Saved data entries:
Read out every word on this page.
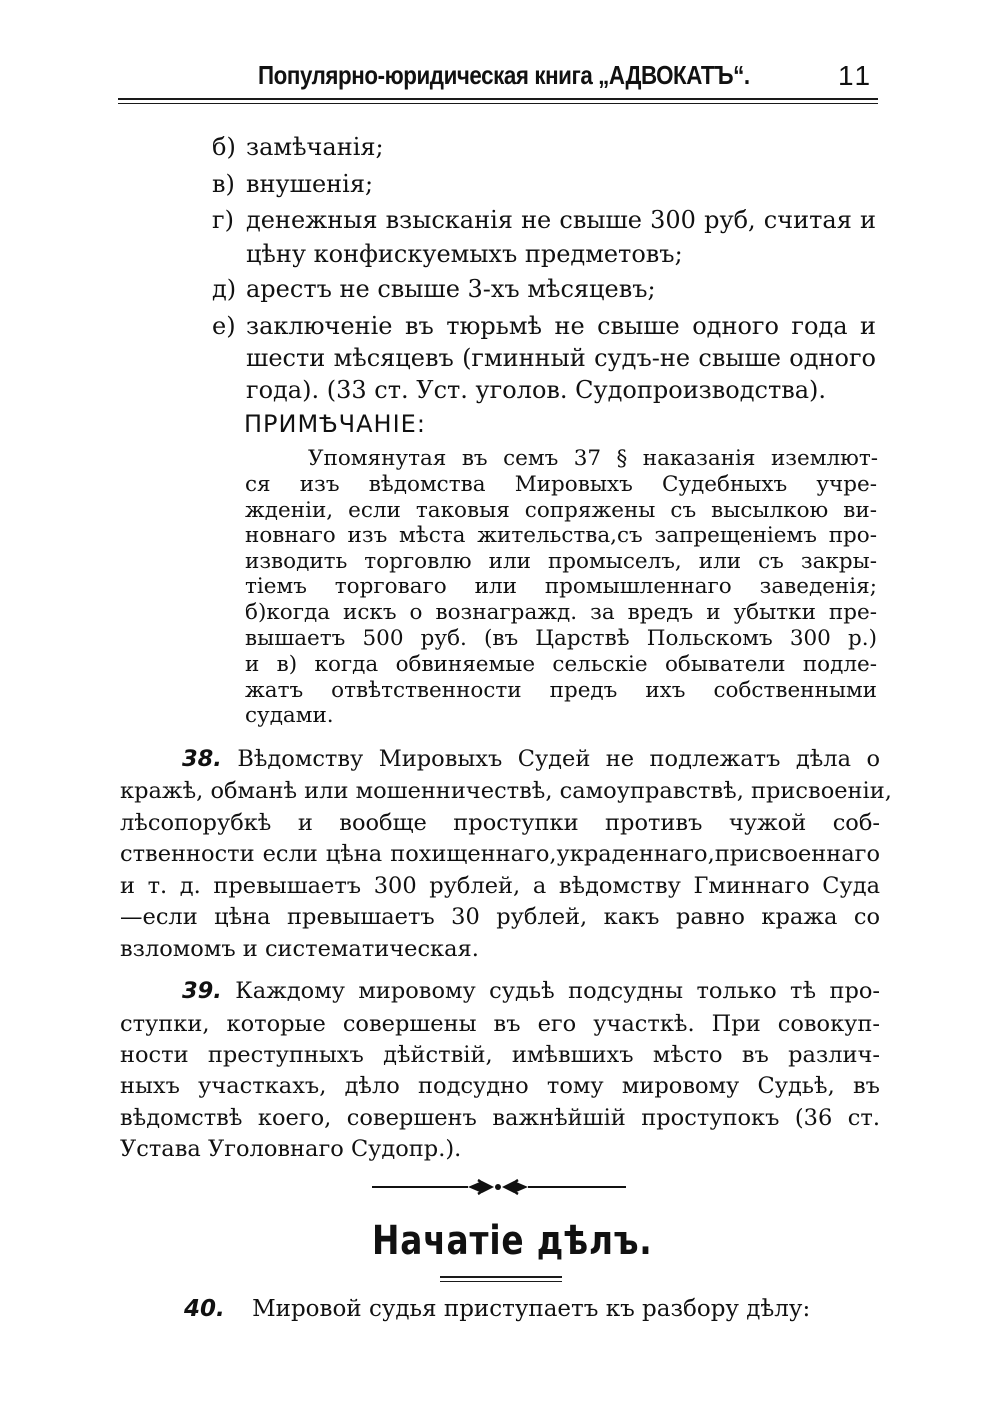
Популярно-юридическая книга „АДВОКАТЪ“.	11
б) замѣчанія;
в) внушенія;
г) денежныя взысканія не свыше 300 руб, считая и
цѣну конфискуемыхъ предметовъ;
д) арестъ не свыше 3-хъ мѣсяцевъ;
е) заключеніе въ тюрьмѣ не свыше одного года и
шести мѣсяцевъ (гминный судъ-не свыше одного
года). (33 ст. Уст. уголов. Судопроизводства).
ПРИМѢЧАНІЕ:
Упомянутая въ семъ 37 § наказанія иземлют-
ся изъ вѣдомства Мировыхъ Судебныхъ учре-
жденіи, если таковыя сопряжены съ высылкою ви-
новнаго изъ мѣста жительства,съ запрещеніемъ про-
изводить торговлю или промыселъ, или съ закры-
тіемъ торговаго или промышленнаго заведенія;
б)когда искъ о вознагражд. за вредъ и убытки пре-
вышаетъ 500 руб. (въ Царствѣ Польскомъ 300 р.)
и в) когда обвиняемые сельскіе обыватели подле-
жатъ отвѣтственности предъ ихъ собственными
судами.
38. Вѣдомству Мировыхъ Судей не подлежатъ дѣла о
кражѣ, обманѣ или мошенничествѣ, самоуправствѣ, присвоеніи,
лѣсопорубкѣ и вообще проступки противъ чужой соб-
ственности если цѣна похищеннаго,украденнаго,присвоеннаго
и т. д. превышаетъ 300 рублей, а вѣдомству Гминнаго Суда
—если цѣна превышаетъ 30 рублей, какъ равно кража со
взломомъ и систематическая.
39. Каждому мировому судьѣ подсудны только тѣ про-
ступки, которые совершены въ его участкѣ. При совокуп-
ности преступныхъ дѣйствій, имѣвшихъ мѣсто въ различ-
ныхъ участкахъ, дѣло подсудно тому мировому Судьѣ, въ
вѣдомствѣ коего, совершенъ важнѣйшій проступокъ (36 ст.
Устава Уголовнаго Судопр.).
Начатіе дѣлъ.
40. Мировой судья приступаетъ къ разбору дѣлу:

▶ WHAT IS REQUIRED: Copy every line of the listing that includes the string "превышаетъ".

▶ COMPLETE OUTPUT:
и т. д. превышаетъ 300 рублей, а вѣдомству Гминнаго Суда
—если цѣна превышаетъ 30 рублей, какъ равно кража со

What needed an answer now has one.